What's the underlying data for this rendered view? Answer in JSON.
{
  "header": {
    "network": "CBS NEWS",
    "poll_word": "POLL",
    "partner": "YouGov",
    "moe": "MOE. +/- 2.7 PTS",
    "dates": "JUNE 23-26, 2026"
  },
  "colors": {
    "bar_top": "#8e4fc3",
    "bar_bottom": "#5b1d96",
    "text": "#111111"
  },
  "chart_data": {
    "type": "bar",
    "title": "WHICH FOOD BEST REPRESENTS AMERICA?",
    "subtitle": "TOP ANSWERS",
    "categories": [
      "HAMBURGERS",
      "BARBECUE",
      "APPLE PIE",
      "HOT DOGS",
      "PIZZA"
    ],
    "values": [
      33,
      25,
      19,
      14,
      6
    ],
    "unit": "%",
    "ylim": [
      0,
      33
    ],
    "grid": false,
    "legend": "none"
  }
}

::::::::

▶ **Exercise brief**: Copy all the records above exactly, missing none.

▶ **Exercise result**:
What's the underlying data for this rendered view? Answer in JSON.
{
  "header": {
    "network": "CBS NEWS",
    "poll_word": "POLL",
    "partner": "YouGov",
    "moe": "MOE. +/- 2.7 PTS",
    "dates": "JUNE 23-26, 2026"
  },
  "colors": {
    "bar_top": "#8e4fc3",
    "bar_bottom": "#5b1d96",
    "text": "#111111"
  },
  "chart_data": {
    "type": "bar",
    "title": "WHICH FOOD BEST REPRESENTS AMERICA?",
    "subtitle": "TOP ANSWERS",
    "categories": [
      "HAMBURGERS",
      "BARBECUE",
      "APPLE PIE",
      "HOT DOGS",
      "PIZZA"
    ],
    "values": [
      33,
      25,
      19,
      14,
      6
    ],
    "unit": "%",
    "ylim": [
      0,
      33
    ],
    "grid": false,
    "legend": "none"
  }
}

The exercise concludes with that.